:: DATA EXTRACT ::

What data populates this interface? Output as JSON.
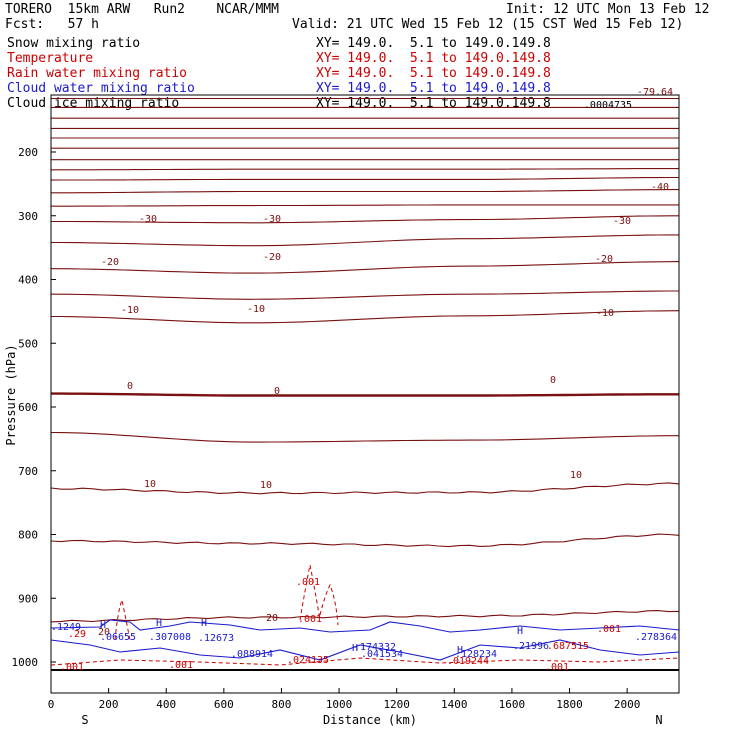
{
  "header": {
    "model": "TORERO  15km ARW   Run2    NCAR/MMM",
    "init": "Init: 12 UTC Mon 13 Feb 12",
    "fcst": "Fcst:   57 h",
    "valid": "Valid: 21 UTC Wed 15 Feb 12 (15 CST Wed 15 Feb 12)"
  },
  "fields": [
    {
      "name": "Snow mixing ratio",
      "xy": "XY= 149.0.  5.1 to 149.0.149.8",
      "color": "#000000"
    },
    {
      "name": "Temperature",
      "xy": "XY= 149.0.  5.1 to 149.0.149.8",
      "color": "#cc0000"
    },
    {
      "name": "Rain water mixing ratio",
      "xy": "XY= 149.0.  5.1 to 149.0.149.8",
      "color": "#cc0000"
    },
    {
      "name": "Cloud water mixing ratio",
      "xy": "XY= 149.0.  5.1 to 149.0.149.8",
      "color": "#1a1acc"
    },
    {
      "name": "Cloud ice mixing ratio",
      "xy": "XY= 149.0.  5.1 to 149.0.149.8",
      "color": "#000000"
    }
  ],
  "chart_data": {
    "type": "line",
    "xlabel": "Distance (km)",
    "ylabel": "Pressure (hPa)",
    "xlim": [
      0,
      2180
    ],
    "ylim": [
      100,
      1010
    ],
    "x_ticks": [
      "0",
      "200",
      "400",
      "600",
      "800",
      "1000",
      "1200",
      "1400",
      "1600",
      "1800",
      "2000"
    ],
    "y_ticks": [
      "200",
      "300",
      "400",
      "500",
      "600",
      "700",
      "800",
      "900",
      "1000"
    ],
    "endpoints": {
      "left": "S",
      "right": "N"
    },
    "temperature_contours": {
      "color": "#7a1010",
      "freezing_level_label": "0",
      "isotherms": [
        {
          "level": -80,
          "p": [
            116,
            116,
            116,
            116
          ]
        },
        {
          "level": -75,
          "p": [
            130,
            130,
            130,
            130
          ]
        },
        {
          "level": -70,
          "p": [
            147,
            147,
            147,
            147
          ]
        },
        {
          "level": -65,
          "p": [
            163,
            163,
            163,
            163
          ]
        },
        {
          "level": -60,
          "p": [
            178,
            178,
            178,
            178
          ]
        },
        {
          "level": -55,
          "p": [
            194,
            194,
            194,
            194
          ]
        },
        {
          "level": -50,
          "p": [
            212,
            212,
            212,
            212
          ]
        },
        {
          "level": -45,
          "p": [
            228,
            227,
            227,
            226
          ]
        },
        {
          "level": -40,
          "p": [
            244,
            243,
            243,
            240
          ]
        },
        {
          "level": -35,
          "p": [
            264,
            262,
            262,
            259
          ]
        },
        {
          "level": -30,
          "p": [
            285,
            284,
            283,
            283
          ]
        },
        {
          "level": -25,
          "p": [
            309,
            311,
            306,
            300
          ]
        },
        {
          "level": -20,
          "p": [
            342,
            347,
            336,
            330
          ]
        },
        {
          "level": -15,
          "p": [
            383,
            390,
            379,
            372
          ]
        },
        {
          "level": -10,
          "p": [
            423,
            431,
            423,
            418
          ]
        },
        {
          "level": -5,
          "p": [
            458,
            468,
            457,
            449
          ]
        },
        {
          "level": 0,
          "p": [
            579,
            582,
            582,
            580
          ]
        },
        {
          "level": 5,
          "p": [
            640,
            655,
            652,
            645
          ]
        },
        {
          "level": 10,
          "p": [
            728,
            735,
            734,
            720
          ]
        },
        {
          "level": 15,
          "p": [
            810,
            814,
            818,
            800
          ]
        },
        {
          "level": 20,
          "p": [
            936,
            930,
            928,
            920
          ]
        }
      ],
      "labels": [
        "-30",
        "-30",
        "-30",
        "-20",
        "-20",
        "-20",
        "-10",
        "-10",
        "-10",
        "0",
        "0",
        "0",
        "10",
        "10",
        "10",
        "20",
        "20",
        "-40",
        "-79.64"
      ]
    },
    "cloud_annotations": [
      "H",
      "H",
      "H",
      "H",
      "H",
      "H",
      ".001",
      ".001",
      ".001",
      ".001",
      ".001",
      ".001",
      ".0004735"
    ],
    "low_level_labels": [
      ".1249",
      ".29",
      ".06655",
      ".307008",
      ".12673",
      ".088914",
      ".024135",
      ".174332",
      ".041534",
      ".128234",
      ".019244",
      ".21996",
      ".687515",
      ".278364"
    ]
  }
}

:::

> PROBLEM TO SOLVE
Go through the data above and find the lines with the word "water". Copy each of those lines.

> TASK OUTPUT
      "name": "Rain water mixing ratio",
      "name": "Cloud water mixing ratio",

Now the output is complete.